__Material shown__:
..............................

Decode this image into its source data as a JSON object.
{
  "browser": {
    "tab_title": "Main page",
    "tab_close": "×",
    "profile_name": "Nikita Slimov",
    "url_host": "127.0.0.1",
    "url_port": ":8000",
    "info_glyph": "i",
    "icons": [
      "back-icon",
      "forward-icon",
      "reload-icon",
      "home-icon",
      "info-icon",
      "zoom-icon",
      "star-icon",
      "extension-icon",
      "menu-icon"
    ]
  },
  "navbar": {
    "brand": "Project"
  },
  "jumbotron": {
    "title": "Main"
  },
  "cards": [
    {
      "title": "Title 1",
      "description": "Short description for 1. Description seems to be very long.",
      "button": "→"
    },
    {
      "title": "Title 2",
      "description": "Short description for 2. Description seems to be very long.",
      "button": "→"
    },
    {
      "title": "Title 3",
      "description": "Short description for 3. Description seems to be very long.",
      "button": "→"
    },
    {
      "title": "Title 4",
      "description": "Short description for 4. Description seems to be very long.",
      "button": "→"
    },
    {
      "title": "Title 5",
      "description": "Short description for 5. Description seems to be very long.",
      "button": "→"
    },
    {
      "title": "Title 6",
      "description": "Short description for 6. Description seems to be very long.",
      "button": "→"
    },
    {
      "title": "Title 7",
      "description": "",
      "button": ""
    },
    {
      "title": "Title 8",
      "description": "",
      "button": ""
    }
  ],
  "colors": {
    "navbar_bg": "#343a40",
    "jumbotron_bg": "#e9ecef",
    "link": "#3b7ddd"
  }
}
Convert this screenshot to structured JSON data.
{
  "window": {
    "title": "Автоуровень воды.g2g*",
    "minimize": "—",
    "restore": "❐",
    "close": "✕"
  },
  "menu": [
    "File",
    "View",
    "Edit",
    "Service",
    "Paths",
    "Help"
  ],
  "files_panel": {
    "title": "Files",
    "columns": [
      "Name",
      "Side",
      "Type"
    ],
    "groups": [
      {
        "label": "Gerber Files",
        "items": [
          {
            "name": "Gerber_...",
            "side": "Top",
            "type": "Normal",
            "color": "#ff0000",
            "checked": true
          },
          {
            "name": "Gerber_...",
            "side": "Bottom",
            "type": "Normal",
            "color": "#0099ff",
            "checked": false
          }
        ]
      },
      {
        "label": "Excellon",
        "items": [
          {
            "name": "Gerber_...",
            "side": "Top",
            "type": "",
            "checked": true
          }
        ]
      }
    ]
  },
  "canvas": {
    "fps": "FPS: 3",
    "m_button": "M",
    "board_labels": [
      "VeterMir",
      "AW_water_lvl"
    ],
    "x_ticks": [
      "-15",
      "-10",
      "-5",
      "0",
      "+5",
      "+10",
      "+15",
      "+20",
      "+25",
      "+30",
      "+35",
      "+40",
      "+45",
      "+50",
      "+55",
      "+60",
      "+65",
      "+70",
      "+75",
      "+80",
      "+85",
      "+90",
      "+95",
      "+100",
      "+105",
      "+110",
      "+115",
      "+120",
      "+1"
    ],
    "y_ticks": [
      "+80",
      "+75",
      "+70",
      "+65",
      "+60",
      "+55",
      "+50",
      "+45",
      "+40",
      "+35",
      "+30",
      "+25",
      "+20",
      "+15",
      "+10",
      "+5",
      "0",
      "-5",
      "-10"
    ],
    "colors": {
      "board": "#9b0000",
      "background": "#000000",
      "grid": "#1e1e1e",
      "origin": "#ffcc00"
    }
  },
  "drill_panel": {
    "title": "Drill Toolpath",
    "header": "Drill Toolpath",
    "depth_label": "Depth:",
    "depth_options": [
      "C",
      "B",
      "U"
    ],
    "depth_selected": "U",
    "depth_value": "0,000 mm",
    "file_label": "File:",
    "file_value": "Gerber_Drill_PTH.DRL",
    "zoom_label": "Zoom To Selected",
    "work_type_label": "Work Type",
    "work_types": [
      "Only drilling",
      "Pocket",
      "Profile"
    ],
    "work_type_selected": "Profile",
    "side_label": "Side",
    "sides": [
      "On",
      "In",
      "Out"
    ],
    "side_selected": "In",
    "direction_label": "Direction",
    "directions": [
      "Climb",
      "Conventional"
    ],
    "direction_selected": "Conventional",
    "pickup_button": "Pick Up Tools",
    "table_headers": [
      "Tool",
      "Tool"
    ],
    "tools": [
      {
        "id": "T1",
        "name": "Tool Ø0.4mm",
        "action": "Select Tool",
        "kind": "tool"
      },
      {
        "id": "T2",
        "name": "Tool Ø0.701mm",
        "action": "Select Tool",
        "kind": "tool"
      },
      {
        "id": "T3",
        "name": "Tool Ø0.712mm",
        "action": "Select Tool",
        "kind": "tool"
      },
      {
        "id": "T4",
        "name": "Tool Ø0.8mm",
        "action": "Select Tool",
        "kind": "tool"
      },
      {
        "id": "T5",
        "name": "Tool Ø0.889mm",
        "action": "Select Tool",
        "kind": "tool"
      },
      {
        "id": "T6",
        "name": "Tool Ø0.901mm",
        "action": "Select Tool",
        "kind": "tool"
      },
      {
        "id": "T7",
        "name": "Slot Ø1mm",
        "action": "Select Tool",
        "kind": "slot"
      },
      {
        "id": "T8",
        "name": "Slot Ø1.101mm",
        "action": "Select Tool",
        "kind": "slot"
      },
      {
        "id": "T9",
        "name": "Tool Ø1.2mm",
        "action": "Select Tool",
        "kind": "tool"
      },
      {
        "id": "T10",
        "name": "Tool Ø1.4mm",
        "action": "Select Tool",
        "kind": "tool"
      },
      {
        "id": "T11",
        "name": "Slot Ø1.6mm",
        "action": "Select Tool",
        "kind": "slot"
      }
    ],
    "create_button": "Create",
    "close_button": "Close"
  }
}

..............................

__Problem to solve__: Search the listing for the word "JSON" and return each line that holds it.

__Solution__:
Decode this image into its source data as a JSON object.
Convert this screenshot to structured JSON data.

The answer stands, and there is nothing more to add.